PROVIDED RECORDS:
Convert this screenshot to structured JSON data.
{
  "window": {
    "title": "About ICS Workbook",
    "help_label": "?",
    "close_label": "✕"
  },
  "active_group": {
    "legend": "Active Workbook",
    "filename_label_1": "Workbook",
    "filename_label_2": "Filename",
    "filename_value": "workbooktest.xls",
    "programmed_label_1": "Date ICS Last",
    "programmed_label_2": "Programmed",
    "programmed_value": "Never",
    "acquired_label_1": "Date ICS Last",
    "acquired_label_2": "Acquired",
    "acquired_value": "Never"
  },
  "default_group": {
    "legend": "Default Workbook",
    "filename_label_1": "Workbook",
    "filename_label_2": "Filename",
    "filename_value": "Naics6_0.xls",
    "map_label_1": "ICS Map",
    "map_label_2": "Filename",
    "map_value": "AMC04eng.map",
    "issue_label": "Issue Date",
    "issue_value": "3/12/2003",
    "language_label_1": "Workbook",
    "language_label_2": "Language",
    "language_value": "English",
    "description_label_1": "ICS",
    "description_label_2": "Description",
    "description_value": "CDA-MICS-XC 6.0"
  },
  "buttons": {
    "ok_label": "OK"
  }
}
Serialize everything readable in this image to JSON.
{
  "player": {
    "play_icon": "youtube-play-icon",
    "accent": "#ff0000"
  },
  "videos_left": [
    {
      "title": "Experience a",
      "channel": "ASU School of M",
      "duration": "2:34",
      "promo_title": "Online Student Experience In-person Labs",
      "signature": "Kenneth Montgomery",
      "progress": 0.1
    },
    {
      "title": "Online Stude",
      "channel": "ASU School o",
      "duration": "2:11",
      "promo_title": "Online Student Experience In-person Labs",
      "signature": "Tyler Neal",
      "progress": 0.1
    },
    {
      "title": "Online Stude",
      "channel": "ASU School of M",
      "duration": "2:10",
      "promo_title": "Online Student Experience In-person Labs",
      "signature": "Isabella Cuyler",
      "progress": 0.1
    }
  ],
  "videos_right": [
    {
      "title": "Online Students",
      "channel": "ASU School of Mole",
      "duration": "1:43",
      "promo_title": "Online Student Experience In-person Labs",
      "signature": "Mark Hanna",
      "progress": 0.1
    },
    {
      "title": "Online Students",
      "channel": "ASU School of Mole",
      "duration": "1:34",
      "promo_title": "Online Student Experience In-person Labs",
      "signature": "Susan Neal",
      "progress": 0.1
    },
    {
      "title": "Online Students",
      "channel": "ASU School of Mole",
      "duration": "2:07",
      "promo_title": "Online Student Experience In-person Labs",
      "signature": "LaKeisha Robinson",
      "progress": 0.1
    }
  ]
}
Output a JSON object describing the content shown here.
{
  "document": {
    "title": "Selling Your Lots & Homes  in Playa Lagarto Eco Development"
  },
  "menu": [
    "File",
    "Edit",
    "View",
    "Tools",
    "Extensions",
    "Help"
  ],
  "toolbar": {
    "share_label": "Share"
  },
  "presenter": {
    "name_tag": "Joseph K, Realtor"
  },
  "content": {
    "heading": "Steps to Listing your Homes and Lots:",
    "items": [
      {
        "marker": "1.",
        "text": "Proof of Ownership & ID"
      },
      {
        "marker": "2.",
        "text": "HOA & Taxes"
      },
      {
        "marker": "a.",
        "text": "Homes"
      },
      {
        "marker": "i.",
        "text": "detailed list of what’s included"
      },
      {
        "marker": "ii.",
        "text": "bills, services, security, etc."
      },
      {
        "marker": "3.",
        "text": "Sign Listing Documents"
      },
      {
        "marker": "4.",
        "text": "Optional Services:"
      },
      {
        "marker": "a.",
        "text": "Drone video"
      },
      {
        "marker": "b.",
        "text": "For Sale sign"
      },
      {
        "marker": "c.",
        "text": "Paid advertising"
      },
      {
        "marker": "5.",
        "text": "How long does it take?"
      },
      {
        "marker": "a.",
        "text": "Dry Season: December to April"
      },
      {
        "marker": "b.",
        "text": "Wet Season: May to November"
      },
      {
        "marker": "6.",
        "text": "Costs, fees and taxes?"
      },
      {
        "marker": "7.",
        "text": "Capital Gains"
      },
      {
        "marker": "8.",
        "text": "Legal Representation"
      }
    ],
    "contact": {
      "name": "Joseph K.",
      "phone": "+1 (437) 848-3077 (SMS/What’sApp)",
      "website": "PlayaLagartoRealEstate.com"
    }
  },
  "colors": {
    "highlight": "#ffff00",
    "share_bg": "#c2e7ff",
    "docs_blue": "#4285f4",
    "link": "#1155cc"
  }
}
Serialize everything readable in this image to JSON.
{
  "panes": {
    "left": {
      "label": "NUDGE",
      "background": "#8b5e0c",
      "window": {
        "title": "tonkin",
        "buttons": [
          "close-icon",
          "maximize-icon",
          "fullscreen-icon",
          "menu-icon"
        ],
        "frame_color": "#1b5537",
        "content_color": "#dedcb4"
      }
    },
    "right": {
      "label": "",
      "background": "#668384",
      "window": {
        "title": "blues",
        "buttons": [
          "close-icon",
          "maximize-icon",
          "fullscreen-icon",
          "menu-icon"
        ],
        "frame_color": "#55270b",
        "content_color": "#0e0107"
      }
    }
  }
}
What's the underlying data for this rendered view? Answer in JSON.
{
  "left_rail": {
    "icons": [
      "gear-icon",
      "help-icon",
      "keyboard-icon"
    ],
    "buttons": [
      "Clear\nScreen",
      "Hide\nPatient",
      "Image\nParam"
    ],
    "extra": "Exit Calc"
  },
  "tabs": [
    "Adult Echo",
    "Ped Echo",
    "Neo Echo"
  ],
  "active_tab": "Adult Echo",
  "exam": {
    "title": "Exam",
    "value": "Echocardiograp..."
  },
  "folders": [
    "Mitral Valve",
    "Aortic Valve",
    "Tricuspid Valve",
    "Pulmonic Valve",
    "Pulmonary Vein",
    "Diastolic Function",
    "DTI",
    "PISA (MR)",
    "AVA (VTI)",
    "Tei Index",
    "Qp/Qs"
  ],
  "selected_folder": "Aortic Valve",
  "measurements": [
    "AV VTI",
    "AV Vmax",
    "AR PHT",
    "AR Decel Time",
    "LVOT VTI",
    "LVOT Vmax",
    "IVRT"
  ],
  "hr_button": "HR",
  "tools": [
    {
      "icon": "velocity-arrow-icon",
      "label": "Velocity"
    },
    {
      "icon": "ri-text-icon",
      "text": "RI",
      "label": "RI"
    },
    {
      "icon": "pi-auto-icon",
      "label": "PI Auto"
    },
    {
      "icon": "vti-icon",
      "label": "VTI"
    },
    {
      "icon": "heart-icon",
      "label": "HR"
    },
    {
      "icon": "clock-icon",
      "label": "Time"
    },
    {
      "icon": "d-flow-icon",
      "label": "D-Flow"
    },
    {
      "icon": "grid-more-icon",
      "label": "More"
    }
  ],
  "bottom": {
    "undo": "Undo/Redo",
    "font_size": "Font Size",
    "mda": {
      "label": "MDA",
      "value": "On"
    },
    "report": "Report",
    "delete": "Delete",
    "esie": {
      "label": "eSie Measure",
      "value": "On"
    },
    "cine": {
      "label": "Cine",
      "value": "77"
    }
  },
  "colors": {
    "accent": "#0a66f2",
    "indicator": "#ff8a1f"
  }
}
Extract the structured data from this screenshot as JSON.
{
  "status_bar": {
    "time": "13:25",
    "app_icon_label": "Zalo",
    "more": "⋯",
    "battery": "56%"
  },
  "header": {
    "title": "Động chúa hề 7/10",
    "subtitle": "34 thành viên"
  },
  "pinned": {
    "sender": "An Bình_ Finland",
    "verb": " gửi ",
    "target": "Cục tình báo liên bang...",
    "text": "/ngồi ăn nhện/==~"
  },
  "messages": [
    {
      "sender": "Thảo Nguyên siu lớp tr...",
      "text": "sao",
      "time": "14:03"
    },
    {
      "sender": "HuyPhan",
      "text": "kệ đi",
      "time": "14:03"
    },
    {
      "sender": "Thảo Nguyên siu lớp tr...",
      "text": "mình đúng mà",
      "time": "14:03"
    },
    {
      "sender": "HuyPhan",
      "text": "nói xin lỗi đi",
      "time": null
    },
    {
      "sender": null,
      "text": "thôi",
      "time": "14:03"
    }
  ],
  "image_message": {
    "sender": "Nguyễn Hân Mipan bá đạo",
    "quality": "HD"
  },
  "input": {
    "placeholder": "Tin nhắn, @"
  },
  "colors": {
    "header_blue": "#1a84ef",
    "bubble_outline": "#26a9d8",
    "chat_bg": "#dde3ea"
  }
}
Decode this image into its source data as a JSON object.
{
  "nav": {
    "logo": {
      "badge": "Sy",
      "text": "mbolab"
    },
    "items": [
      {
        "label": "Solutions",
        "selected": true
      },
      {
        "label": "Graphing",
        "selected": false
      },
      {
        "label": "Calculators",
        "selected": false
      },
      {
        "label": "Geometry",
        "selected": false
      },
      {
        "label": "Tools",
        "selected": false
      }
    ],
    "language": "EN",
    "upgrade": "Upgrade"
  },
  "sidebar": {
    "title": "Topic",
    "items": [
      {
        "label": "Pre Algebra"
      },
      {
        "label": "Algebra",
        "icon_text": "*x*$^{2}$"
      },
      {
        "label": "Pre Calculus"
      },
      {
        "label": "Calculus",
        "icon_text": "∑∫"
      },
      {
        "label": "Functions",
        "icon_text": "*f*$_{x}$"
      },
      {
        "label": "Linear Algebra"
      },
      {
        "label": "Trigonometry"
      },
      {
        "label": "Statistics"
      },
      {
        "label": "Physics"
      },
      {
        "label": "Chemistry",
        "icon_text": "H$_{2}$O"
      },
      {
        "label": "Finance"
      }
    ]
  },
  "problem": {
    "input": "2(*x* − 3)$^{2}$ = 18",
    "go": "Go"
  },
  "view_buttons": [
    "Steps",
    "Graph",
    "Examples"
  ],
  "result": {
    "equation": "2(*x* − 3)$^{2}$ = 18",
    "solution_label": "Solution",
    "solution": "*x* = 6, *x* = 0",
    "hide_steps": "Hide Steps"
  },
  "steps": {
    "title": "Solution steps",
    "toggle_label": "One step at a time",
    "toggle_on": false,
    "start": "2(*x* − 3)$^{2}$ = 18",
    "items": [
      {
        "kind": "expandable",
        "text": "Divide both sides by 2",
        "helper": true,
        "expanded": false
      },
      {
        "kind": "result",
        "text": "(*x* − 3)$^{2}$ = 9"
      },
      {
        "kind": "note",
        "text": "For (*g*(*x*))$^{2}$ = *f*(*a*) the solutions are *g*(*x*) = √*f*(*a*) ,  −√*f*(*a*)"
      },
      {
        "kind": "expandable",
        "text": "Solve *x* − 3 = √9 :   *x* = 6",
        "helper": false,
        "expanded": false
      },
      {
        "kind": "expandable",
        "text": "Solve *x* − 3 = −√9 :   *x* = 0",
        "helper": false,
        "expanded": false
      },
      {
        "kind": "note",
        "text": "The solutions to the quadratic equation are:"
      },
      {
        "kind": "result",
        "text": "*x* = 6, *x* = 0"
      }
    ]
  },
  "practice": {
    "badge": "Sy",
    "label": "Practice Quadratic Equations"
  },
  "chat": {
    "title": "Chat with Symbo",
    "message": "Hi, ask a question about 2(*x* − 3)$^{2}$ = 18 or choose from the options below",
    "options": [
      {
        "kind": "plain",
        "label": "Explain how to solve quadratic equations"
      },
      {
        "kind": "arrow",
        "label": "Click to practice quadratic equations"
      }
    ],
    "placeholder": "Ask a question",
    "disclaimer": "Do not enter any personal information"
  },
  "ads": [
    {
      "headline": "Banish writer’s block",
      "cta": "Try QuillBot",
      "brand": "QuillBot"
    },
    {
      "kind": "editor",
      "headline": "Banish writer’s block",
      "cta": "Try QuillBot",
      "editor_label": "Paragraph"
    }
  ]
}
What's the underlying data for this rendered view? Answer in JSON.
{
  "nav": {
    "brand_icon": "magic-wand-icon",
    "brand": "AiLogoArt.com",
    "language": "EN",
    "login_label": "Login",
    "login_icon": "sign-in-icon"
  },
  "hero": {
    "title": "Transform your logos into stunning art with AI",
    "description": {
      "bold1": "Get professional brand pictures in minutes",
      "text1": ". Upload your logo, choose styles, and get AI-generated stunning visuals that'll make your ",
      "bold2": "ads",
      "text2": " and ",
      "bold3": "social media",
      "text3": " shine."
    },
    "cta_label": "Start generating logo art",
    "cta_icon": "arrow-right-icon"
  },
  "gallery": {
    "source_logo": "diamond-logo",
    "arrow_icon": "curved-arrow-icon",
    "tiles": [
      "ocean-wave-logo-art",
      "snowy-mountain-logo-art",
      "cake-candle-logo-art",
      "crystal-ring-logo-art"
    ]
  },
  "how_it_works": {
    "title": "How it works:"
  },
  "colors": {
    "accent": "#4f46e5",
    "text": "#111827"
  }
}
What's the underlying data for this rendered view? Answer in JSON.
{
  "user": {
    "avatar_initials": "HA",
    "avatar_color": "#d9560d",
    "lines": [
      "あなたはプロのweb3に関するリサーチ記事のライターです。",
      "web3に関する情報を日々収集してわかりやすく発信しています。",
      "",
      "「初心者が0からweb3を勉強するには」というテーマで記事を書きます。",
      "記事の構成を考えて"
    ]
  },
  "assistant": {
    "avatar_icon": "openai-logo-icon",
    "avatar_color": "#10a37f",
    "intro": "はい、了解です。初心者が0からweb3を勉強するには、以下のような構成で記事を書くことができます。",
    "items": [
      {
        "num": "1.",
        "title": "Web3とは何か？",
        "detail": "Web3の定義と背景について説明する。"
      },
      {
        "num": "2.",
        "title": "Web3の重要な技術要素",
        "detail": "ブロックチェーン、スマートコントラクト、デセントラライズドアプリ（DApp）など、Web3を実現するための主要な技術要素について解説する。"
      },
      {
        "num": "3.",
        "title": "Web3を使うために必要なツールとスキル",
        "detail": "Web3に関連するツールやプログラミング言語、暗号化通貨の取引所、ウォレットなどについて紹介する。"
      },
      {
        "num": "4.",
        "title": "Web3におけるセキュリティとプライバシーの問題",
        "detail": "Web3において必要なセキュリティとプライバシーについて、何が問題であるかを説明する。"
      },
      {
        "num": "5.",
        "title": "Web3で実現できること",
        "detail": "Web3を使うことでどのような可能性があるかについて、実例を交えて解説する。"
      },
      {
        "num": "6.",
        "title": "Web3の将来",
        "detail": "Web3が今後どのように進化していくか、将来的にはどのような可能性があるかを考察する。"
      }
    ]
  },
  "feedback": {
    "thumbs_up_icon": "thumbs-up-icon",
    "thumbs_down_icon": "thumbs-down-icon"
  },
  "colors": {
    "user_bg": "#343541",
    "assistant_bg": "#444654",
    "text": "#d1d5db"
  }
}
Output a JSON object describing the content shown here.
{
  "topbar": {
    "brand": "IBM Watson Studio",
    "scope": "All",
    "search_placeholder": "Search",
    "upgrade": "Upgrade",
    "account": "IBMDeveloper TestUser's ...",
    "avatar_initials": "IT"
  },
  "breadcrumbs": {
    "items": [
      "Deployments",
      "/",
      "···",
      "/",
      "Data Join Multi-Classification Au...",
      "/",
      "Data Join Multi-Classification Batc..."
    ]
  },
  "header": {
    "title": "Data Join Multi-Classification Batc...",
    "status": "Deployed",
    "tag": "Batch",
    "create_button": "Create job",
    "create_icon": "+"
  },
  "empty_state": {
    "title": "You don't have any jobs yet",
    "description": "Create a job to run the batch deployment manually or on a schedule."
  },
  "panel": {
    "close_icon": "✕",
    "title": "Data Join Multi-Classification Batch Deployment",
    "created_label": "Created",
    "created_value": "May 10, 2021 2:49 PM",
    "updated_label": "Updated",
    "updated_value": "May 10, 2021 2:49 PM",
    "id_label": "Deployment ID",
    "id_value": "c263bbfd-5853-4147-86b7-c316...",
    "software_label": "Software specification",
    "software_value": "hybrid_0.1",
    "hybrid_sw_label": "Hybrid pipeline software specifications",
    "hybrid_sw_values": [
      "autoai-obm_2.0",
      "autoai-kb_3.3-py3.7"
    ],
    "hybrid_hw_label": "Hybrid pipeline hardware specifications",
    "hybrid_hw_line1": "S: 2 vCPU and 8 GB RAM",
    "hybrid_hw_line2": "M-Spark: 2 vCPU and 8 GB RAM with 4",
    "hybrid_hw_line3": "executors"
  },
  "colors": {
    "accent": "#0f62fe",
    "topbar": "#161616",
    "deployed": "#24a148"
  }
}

TASK DETAILS: Which lines hold the string "duration"? Copy all of them from the data above.

CORRECT RESPONSE:
      "duration": "2:34",
      "duration": "2:11",
      "duration": "2:10",
      "duration": "1:43",
      "duration": "1:34",
      "duration": "2:07",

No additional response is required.